Filter these entries, keeping only lines that hold the word "Canada".

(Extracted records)
-*-*-

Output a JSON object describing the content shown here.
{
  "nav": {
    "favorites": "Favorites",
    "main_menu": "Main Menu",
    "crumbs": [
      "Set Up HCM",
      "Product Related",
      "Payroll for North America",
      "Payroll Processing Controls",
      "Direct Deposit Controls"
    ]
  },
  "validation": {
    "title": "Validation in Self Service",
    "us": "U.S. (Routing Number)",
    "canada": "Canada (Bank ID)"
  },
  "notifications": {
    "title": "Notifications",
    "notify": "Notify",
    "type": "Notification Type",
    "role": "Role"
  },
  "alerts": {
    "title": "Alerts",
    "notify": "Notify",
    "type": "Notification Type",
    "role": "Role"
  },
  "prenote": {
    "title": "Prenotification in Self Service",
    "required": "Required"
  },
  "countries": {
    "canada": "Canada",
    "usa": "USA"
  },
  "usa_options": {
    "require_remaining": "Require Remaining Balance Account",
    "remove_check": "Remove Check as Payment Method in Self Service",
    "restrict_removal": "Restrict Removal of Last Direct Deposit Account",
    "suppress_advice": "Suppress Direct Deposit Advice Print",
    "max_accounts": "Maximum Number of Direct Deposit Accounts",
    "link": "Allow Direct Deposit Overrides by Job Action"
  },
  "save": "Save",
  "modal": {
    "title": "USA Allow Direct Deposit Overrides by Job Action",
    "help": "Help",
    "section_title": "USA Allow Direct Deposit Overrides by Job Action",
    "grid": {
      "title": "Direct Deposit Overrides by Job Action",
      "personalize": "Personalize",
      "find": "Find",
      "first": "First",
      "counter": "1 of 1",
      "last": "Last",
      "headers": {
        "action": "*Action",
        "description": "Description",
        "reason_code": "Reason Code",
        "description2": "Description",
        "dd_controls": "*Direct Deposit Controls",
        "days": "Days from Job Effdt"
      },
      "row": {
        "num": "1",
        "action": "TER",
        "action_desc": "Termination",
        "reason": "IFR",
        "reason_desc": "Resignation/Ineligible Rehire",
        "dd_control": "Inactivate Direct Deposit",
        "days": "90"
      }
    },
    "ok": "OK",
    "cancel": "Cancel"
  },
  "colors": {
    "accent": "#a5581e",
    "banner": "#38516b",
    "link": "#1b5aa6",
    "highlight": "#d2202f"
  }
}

-*-*-

> RESPONSE
    "canada": "Canada (Bank ID)"
    "canada": "Canada",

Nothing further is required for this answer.